*Exercise instructions*.
Copy out the following lines with no changes, covering every entry.

Start Information supplied

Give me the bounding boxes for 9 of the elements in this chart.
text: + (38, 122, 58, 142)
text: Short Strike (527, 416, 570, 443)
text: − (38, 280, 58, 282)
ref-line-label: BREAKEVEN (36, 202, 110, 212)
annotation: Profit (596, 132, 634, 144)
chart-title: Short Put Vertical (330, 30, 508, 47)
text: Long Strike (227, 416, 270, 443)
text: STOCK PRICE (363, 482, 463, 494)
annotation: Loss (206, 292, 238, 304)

End Information supplied

*Solution for this exercise*.
Give me the bounding boxes for 9 of the elements in this chart.
text: + (38, 122, 58, 142)
text: Short Strike (527, 416, 570, 443)
text: − (38, 280, 58, 282)
ref-line-label: BREAKEVEN (36, 202, 110, 212)
annotation: Profit (596, 132, 634, 144)
chart-title: Short Put Vertical (330, 30, 508, 47)
text: Long Strike (227, 416, 270, 443)
text: STOCK PRICE (363, 482, 463, 494)
annotation: Loss (206, 292, 238, 304)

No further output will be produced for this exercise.